SUPPLIED MATERIAL
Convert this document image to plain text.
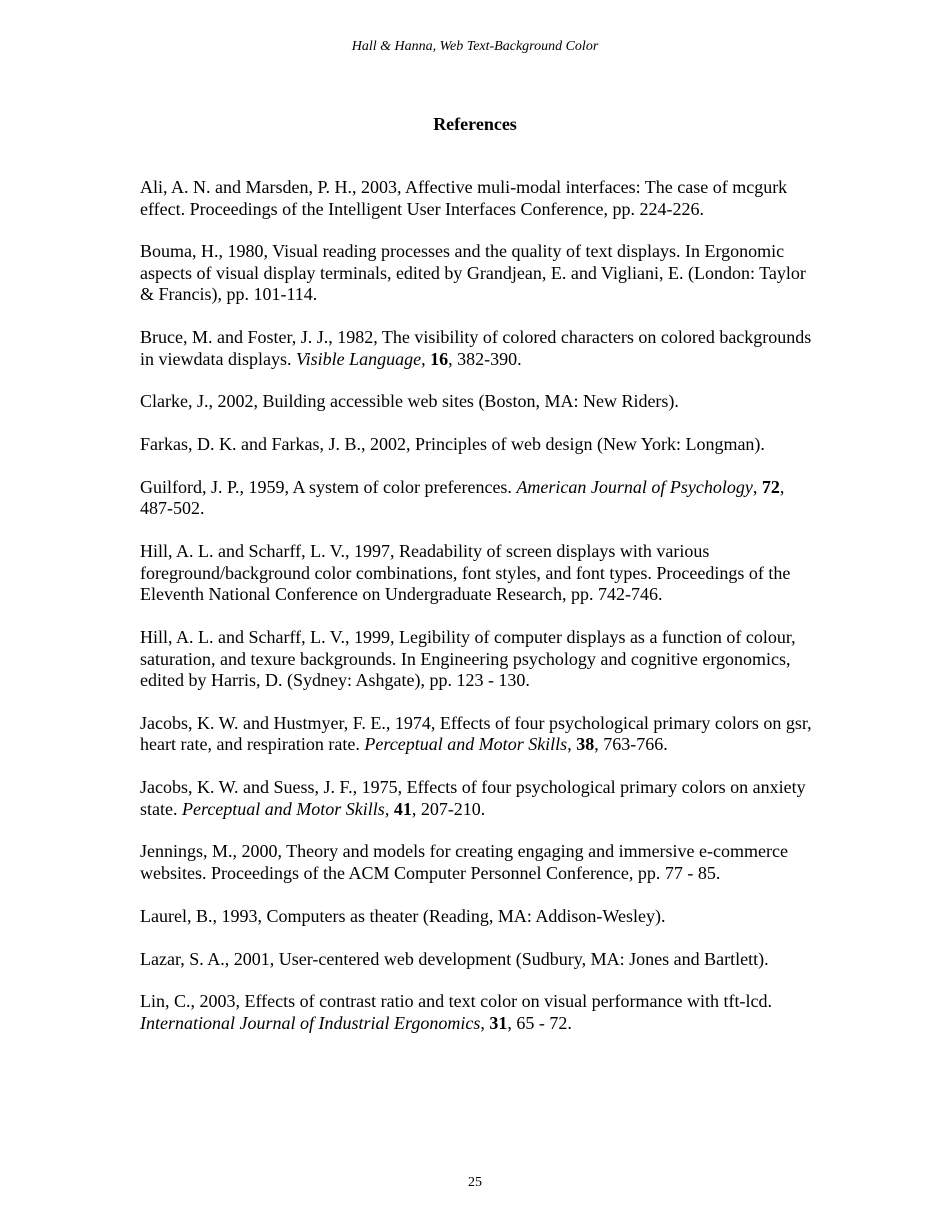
Hall & Hanna, Web Text-Background Color
References

Ali, A. N. and Marsden, P. H., 2003, Affective muli-modal interfaces: The case of mcgurk effect. Proceedings of the Intelligent User Interfaces Conference, pp. 224-226.

Bouma, H., 1980, Visual reading processes and the quality of text displays. In Ergonomic aspects of visual display terminals, edited by Grandjean, E. and Vigliani, E. (London: Taylor & Francis), pp. 101-114.

Bruce, M. and Foster, J. J., 1982, The visibility of colored characters on colored backgrounds in viewdata displays. Visible Language, 16, 382-390.

Clarke, J., 2002, Building accessible web sites (Boston, MA: New Riders).

Farkas, D. K. and Farkas, J. B., 2002, Principles of web design (New York: Longman).

Guilford, J. P., 1959, A system of color preferences. American Journal of Psychology, 72, 487-502.

Hill, A. L. and Scharff, L. V., 1997, Readability of screen displays with various foreground/background color combinations, font styles, and font types. Proceedings of the Eleventh National Conference on Undergraduate Research, pp. 742-746.

Hill, A. L. and Scharff, L. V., 1999, Legibility of computer displays as a function of colour, saturation, and texure backgrounds. In Engineering psychology and cognitive ergonomics, edited by Harris, D. (Sydney: Ashgate), pp. 123 - 130.

Jacobs, K. W. and Hustmyer, F. E., 1974, Effects of four psychological primary colors on gsr, heart rate, and respiration rate. Perceptual and Motor Skills, 38, 763-766.

Jacobs, K. W. and Suess, J. F., 1975, Effects of four psychological primary colors on anxiety state. Perceptual and Motor Skills, 41, 207-210.

Jennings, M., 2000, Theory and models for creating engaging and immersive e-commerce websites. Proceedings of the ACM Computer Personnel Conference, pp. 77 - 85.

Laurel, B., 1993, Computers as theater (Reading, MA: Addison-Wesley).

Lazar, S. A., 2001, User-centered web development (Sudbury, MA: Jones and Bartlett).

Lin, C., 2003, Effects of contrast ratio and text color on visual performance with tft-lcd. International Journal of Industrial Ergonomics, 31, 65 - 72.

25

TO BE DONE
Every record above should come back exactly, but without its pictures.

RESPONSE
Convert this document image to plain text.
Hall & Hanna, Web Text-Background Color
References

Ali, A. N. and Marsden, P. H., 2003, Affective muli-modal interfaces: The case of mcgurk effect. Proceedings of the Intelligent User Interfaces Conference, pp. 224-226.

Bouma, H., 1980, Visual reading processes and the quality of text displays. In Ergonomic aspects of visual display terminals, edited by Grandjean, E. and Vigliani, E. (London: Taylor & Francis), pp. 101-114.

Bruce, M. and Foster, J. J., 1982, The visibility of colored characters on colored backgrounds in viewdata displays. Visible Language, 16, 382-390.

Clarke, J., 2002, Building accessible web sites (Boston, MA: New Riders).

Farkas, D. K. and Farkas, J. B., 2002, Principles of web design (New York: Longman).

Guilford, J. P., 1959, A system of color preferences. American Journal of Psychology, 72, 487-502.

Hill, A. L. and Scharff, L. V., 1997, Readability of screen displays with various foreground/background color combinations, font styles, and font types. Proceedings of the Eleventh National Conference on Undergraduate Research, pp. 742-746.

Hill, A. L. and Scharff, L. V., 1999, Legibility of computer displays as a function of colour, saturation, and texure backgrounds. In Engineering psychology and cognitive ergonomics, edited by Harris, D. (Sydney: Ashgate), pp. 123 - 130.

Jacobs, K. W. and Hustmyer, F. E., 1974, Effects of four psychological primary colors on gsr, heart rate, and respiration rate. Perceptual and Motor Skills, 38, 763-766.

Jacobs, K. W. and Suess, J. F., 1975, Effects of four psychological primary colors on anxiety state. Perceptual and Motor Skills, 41, 207-210.

Jennings, M., 2000, Theory and models for creating engaging and immersive e-commerce websites. Proceedings of the ACM Computer Personnel Conference, pp. 77 - 85.

Laurel, B., 1993, Computers as theater (Reading, MA: Addison-Wesley).

Lazar, S. A., 2001, User-centered web development (Sudbury, MA: Jones and Bartlett).

Lin, C., 2003, Effects of contrast ratio and text color on visual performance with tft-lcd. International Journal of Industrial Ergonomics, 31, 65 - 72.

25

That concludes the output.